Task instructions:
Scan the material and copy every line in which "Rhinitis" appears.

Provided records:
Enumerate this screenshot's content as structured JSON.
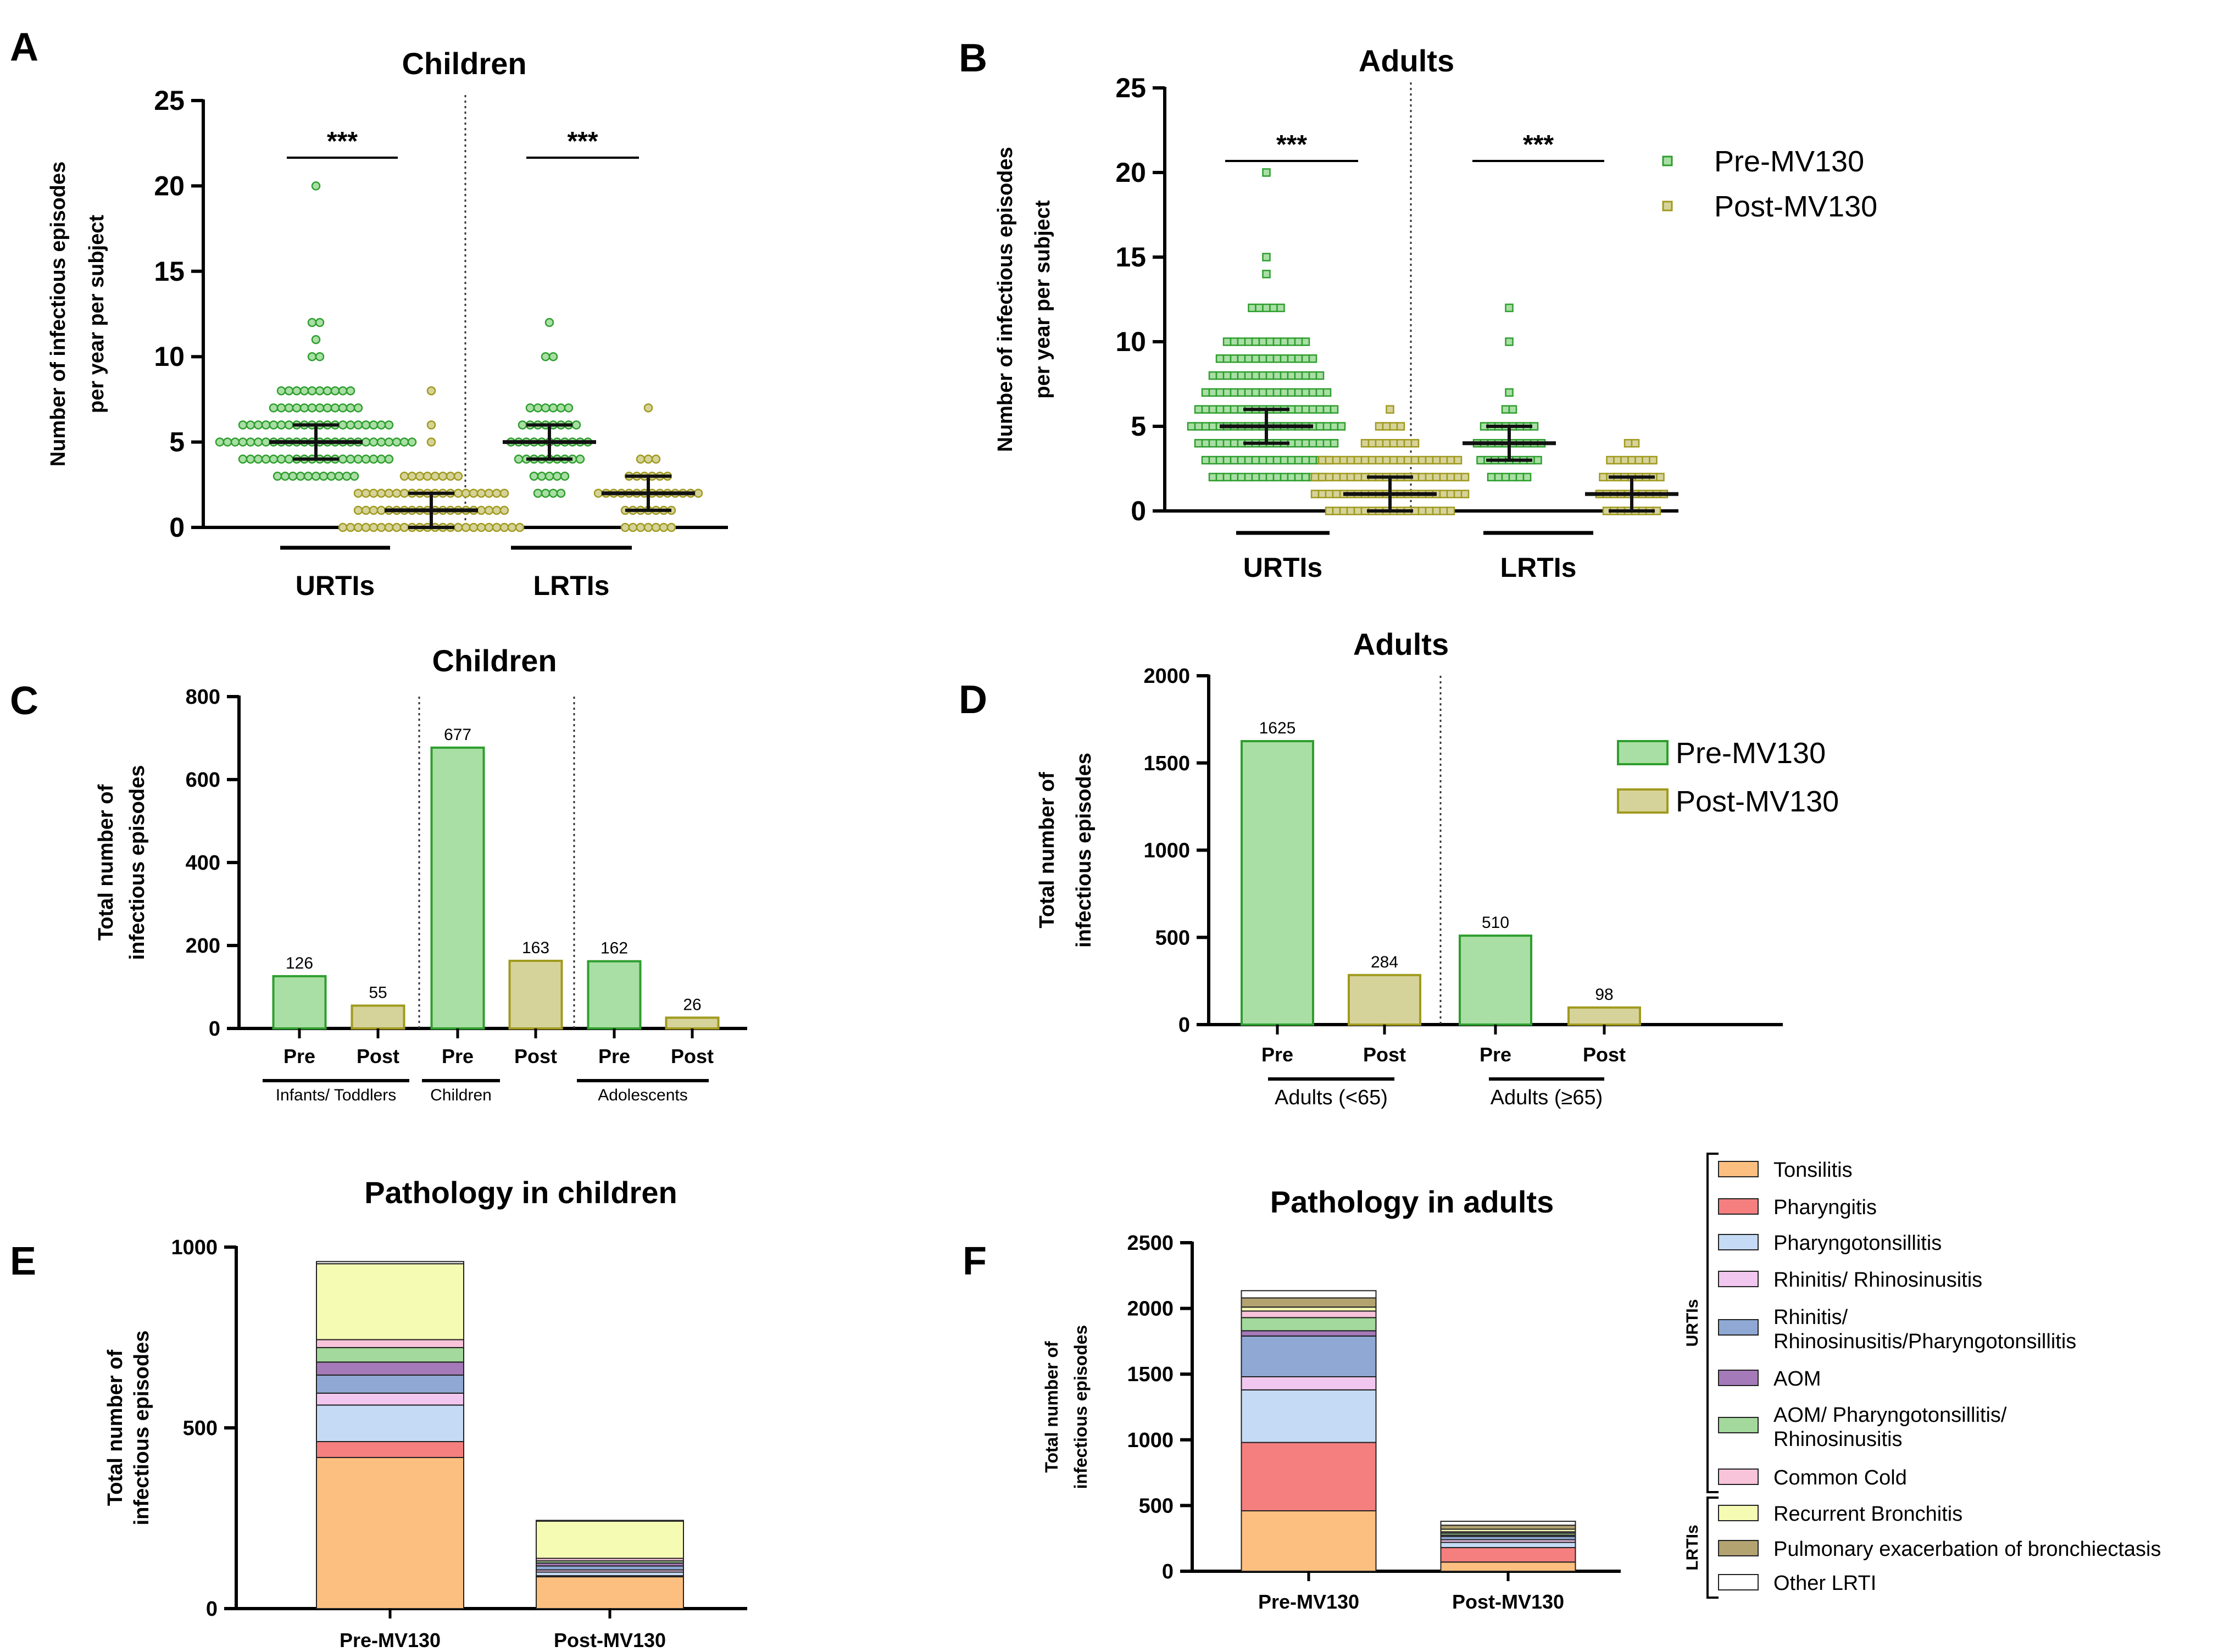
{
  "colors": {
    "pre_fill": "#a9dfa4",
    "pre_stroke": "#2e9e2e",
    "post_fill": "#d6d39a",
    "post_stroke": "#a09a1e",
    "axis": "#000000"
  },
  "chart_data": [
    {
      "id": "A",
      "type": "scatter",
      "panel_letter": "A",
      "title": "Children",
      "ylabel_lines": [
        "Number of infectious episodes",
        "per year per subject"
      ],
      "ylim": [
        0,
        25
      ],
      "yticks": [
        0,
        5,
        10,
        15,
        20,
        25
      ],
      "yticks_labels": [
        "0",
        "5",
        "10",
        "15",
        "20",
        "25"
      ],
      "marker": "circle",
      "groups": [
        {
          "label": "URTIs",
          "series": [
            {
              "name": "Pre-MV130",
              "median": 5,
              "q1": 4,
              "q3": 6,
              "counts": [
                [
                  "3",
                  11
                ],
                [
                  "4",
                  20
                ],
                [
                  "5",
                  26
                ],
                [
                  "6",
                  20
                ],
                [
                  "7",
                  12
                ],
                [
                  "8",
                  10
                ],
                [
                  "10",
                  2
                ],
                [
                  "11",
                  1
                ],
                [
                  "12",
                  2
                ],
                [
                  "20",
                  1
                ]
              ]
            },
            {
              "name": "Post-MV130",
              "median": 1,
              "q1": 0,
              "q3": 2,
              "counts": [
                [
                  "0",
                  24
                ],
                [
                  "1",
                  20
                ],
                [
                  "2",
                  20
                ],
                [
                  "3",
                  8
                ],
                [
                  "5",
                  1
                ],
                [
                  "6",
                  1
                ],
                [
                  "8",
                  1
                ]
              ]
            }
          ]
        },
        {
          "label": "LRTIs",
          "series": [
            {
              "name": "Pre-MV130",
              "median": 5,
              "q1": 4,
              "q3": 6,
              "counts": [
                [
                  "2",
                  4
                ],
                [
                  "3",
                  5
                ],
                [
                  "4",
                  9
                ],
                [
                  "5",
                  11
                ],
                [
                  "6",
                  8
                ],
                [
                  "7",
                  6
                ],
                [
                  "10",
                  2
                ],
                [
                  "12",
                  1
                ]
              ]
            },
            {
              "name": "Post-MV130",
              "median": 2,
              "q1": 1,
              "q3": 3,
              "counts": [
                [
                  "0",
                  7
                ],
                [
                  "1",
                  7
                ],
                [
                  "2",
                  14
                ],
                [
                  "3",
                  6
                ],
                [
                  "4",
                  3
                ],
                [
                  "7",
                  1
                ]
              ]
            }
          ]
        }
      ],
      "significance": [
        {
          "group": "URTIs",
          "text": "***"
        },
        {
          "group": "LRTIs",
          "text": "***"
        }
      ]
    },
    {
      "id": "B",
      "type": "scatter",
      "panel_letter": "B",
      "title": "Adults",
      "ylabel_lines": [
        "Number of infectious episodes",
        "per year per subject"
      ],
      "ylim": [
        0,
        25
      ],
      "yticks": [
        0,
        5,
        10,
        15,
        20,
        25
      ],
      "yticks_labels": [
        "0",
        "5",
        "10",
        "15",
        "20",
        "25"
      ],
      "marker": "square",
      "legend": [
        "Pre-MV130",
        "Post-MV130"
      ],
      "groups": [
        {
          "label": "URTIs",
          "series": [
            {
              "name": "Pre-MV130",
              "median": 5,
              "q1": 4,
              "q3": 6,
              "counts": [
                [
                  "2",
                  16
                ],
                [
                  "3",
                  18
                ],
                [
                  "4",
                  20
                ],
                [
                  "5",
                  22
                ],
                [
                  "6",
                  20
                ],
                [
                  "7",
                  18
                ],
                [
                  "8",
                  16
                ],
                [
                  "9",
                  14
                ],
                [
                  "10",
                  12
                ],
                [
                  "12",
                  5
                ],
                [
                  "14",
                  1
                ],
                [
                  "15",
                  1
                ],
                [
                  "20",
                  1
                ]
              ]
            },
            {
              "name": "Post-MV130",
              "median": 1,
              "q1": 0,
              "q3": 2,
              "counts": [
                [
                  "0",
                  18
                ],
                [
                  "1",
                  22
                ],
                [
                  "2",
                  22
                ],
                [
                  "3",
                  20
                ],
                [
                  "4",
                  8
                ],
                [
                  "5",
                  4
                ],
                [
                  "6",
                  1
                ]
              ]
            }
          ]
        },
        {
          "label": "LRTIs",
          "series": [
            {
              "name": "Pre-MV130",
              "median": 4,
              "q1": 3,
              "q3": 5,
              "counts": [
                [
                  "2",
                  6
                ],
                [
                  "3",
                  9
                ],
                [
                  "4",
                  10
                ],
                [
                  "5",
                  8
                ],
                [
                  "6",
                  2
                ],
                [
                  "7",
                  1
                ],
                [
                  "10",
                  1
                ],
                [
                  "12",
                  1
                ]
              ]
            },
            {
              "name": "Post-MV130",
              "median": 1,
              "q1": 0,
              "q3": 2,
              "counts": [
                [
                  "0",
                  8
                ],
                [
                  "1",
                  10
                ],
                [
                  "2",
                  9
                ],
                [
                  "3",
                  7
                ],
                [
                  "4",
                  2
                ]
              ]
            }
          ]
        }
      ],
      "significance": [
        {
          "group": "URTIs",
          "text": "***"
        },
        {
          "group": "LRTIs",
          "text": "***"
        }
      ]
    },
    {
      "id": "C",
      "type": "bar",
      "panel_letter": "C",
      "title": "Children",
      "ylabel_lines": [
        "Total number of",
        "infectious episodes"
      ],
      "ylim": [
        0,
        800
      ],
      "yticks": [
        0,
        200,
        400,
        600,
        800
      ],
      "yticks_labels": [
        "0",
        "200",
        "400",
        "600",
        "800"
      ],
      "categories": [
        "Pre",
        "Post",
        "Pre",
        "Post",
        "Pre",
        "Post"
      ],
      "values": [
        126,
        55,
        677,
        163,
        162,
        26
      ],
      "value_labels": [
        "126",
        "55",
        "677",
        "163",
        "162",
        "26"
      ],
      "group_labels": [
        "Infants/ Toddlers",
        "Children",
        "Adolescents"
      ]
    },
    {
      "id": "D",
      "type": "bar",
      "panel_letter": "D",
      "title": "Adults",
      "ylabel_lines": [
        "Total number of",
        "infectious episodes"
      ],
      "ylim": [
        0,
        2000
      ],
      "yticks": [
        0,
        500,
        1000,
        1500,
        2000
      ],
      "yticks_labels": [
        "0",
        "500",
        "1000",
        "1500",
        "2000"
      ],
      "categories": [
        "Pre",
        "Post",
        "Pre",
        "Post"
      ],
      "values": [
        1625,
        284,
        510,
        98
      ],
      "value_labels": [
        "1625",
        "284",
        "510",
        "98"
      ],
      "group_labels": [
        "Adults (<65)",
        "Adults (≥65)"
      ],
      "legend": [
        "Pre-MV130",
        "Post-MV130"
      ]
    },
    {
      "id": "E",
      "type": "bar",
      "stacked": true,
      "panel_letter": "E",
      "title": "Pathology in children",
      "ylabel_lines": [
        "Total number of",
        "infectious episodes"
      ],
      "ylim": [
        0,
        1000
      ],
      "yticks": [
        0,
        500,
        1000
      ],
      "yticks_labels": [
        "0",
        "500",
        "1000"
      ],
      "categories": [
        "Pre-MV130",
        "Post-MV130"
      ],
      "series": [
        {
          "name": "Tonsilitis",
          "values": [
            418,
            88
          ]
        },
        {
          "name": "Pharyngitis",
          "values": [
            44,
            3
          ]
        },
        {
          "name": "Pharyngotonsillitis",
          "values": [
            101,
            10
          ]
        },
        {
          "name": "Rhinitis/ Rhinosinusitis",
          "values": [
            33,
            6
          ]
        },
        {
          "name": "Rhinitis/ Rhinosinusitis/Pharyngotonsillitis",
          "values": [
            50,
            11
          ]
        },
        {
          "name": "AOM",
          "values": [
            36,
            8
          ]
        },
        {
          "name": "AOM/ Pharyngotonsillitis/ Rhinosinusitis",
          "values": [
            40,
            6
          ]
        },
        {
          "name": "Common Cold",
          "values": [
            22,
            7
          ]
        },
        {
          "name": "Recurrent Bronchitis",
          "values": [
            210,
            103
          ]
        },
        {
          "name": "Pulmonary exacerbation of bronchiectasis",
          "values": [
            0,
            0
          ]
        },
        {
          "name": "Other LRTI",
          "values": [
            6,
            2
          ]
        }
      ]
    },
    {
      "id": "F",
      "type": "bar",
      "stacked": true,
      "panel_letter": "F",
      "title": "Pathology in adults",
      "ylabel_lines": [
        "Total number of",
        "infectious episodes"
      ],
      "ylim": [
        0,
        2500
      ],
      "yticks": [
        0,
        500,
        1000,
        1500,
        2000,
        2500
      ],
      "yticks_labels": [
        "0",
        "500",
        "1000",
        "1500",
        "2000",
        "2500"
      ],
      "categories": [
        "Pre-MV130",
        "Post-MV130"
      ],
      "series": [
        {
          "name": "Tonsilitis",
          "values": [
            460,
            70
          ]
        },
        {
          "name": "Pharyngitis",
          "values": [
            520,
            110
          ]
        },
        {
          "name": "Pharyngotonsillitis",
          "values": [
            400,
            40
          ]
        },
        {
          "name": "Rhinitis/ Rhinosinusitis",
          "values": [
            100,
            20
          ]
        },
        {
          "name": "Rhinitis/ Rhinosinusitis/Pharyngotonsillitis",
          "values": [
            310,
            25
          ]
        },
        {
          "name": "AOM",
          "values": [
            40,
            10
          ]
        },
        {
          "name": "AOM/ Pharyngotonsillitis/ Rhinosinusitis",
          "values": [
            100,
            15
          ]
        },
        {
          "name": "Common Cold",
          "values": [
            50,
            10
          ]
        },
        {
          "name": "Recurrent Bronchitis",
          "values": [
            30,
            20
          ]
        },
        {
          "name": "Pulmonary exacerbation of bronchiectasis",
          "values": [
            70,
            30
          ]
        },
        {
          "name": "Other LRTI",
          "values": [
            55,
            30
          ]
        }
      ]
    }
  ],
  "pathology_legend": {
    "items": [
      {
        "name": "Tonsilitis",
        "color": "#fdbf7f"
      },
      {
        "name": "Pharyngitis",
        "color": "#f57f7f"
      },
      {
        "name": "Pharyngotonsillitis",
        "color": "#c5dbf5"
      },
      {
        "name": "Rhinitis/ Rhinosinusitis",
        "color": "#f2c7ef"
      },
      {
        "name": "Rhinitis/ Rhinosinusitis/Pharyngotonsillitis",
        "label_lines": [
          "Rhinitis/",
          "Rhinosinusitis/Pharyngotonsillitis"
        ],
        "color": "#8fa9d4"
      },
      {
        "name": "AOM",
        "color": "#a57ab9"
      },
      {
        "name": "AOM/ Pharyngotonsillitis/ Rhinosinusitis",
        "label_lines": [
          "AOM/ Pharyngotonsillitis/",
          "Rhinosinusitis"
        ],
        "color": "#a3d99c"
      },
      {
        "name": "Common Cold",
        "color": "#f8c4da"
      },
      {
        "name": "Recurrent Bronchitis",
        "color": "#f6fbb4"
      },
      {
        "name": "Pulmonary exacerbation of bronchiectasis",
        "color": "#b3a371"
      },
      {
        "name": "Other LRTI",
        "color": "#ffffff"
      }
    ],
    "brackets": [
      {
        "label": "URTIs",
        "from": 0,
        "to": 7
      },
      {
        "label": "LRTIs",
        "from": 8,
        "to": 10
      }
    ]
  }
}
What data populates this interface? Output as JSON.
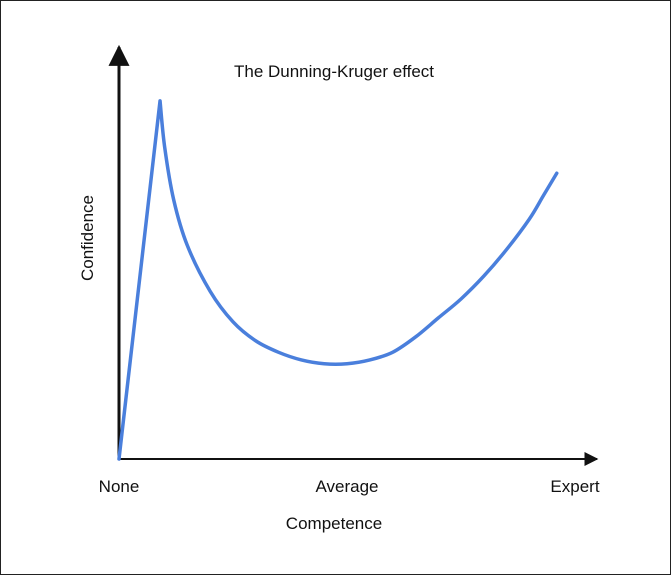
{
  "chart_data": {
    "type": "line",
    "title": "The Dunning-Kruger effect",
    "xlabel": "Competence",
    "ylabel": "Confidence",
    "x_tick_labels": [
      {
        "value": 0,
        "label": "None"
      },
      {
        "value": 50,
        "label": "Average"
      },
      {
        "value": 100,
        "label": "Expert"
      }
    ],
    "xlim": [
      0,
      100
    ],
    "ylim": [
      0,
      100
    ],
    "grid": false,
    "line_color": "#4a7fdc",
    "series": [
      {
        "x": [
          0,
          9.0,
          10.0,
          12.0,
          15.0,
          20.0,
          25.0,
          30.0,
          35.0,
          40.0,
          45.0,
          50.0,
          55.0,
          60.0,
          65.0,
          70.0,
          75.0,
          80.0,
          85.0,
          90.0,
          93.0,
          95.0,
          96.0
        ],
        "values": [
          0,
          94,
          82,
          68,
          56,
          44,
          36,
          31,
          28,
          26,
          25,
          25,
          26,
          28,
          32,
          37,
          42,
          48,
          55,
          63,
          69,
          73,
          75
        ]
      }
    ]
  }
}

Result:
          "name": "Rhinitis/ Rhinosinusitis",
          "name": "Rhinitis/ Rhinosinusitis/Pharyngotonsillitis",
          "name": "Rhinitis/ Rhinosinusitis",
          "name": "Rhinitis/ Rhinosinusitis/Pharyngotonsillitis",
        "name": "Rhinitis/ Rhinosinusitis",
        "name": "Rhinitis/ Rhinosinusitis/Pharyngotonsillitis",
          "Rhinitis/",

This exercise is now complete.